It's an efficient and widely supported file format. You suffer a bit of quality loss, but it's usually imperceptible. Especially for sounds you usually use in Garry's Mod (short sounds that are played in the background, like gunshots, reload sounds, button presses, etc.)
Note: Looping .mp3 sounds is much trickier (if not impossible?) than .wav files, so it's recommended not to convert any sounds you intend to loop.
If you're working with an addon that already uses .wav
files, you can run a few commands to convert all of them to optimized .mp3
files and reduce the overall size by ~20x.
We now have a python script for this, it can be found here
This guide was made for Ubuntu, you may have to modify it to work with your system.
sudo apt update
sudo apt install sox libsox-fmt-mp3
# Finds all .wav files and converts them to a 22.05kHz single-channel .mp3 file in the same directory
# Volume is reduced to 70% to prevent clipping
find . -iname "*.wav" -exec sh -c 'sox -v 0.7 $1 -r 22050 -c 1 $(dirname $1)/$(basename $1 .wav).mp3' sh {} \;
Manually verify that a new .mp3
file with the same name exists alongside all of your .wav files.

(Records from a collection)
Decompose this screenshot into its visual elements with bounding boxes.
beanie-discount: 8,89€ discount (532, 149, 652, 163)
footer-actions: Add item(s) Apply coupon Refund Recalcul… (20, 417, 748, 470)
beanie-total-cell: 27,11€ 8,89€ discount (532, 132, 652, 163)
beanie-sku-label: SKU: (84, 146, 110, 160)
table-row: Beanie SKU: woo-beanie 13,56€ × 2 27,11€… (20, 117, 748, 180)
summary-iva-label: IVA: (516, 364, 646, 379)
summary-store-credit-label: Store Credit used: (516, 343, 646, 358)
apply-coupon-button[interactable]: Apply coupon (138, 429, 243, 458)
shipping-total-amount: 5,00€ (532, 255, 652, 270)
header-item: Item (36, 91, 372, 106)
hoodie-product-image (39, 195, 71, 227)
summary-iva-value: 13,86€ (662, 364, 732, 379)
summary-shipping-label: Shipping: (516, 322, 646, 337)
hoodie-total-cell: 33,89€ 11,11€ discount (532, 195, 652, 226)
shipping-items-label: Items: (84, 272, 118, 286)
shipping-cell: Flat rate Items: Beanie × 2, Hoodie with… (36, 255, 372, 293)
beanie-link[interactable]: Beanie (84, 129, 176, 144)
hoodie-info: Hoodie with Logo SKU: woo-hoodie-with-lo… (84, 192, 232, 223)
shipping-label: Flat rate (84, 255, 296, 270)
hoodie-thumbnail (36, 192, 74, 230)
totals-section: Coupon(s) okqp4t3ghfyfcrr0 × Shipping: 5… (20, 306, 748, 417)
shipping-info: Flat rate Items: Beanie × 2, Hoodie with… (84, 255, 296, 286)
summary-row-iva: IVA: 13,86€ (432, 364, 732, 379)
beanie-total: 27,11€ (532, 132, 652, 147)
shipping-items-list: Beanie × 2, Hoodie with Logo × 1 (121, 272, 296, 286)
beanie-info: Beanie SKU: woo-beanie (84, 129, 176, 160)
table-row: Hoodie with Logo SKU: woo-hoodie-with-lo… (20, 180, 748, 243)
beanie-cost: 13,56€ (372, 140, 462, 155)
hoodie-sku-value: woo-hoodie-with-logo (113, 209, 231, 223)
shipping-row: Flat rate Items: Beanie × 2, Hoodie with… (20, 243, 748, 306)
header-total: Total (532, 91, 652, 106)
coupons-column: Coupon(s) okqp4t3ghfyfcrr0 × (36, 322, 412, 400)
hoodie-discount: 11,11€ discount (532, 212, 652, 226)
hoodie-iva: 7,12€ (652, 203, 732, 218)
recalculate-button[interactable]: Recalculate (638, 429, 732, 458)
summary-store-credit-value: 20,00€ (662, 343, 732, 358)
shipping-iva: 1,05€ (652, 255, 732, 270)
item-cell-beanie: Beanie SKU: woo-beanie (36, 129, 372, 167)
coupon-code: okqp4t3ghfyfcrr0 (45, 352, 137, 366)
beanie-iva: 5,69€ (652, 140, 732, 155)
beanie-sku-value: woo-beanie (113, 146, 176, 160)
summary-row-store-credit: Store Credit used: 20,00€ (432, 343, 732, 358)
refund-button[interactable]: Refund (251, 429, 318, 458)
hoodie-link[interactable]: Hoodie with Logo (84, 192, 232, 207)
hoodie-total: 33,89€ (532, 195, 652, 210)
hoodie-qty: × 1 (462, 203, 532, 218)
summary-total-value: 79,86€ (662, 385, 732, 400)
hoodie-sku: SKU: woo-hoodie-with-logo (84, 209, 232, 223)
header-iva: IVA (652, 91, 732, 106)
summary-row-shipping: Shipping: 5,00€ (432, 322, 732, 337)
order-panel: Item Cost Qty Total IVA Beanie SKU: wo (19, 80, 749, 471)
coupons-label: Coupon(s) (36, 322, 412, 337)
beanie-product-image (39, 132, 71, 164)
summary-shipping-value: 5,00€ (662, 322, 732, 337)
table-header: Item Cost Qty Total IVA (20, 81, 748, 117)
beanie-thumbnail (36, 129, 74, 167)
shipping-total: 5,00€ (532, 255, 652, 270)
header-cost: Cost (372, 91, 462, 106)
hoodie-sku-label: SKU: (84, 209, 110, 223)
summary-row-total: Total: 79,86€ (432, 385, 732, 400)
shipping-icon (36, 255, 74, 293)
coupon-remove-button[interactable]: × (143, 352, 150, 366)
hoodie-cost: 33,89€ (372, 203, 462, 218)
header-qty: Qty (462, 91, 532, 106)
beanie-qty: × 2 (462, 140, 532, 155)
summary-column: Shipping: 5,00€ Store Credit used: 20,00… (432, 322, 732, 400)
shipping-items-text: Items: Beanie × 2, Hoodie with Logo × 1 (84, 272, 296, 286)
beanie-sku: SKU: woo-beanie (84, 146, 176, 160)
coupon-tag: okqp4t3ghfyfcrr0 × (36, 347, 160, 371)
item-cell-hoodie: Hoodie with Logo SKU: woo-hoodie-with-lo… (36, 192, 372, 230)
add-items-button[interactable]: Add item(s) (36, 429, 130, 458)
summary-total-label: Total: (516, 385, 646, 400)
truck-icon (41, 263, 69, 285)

[Check your understanding]
• A. Answer these questions using the sound conversion guide above:
(i) Which operating system was the guide made for?
(ii) Why does the guide recommend not converting sounds you intend to loop?
(iii) To what percentage is the volume reduced during conversion, and for what purpose?
• B. Extract the passage of the sound conversion guide from "It's an efficient" to "intend to loop.", copying it exactly.

[Task-by-task results]
• A.
(i) Ubuntu.
(ii) Looping .mp3 sounds is much trickier than looping .wav files, and possibly impossible.
(iii) 70%, to prevent clipping.

• B.
It's an efficient and widely supported file format. You suffer a bit of quality loss, but it's usually imperceptible. Especially for sounds you usually use in Garry's Mod (short sounds that are played in the background, like gunshots, reload sounds, button presses, etc.)
Note: Looping .mp3 sounds is much trickier (if not impossible?) than .wav files, so it's recommended not to convert any sounds you intend to loop.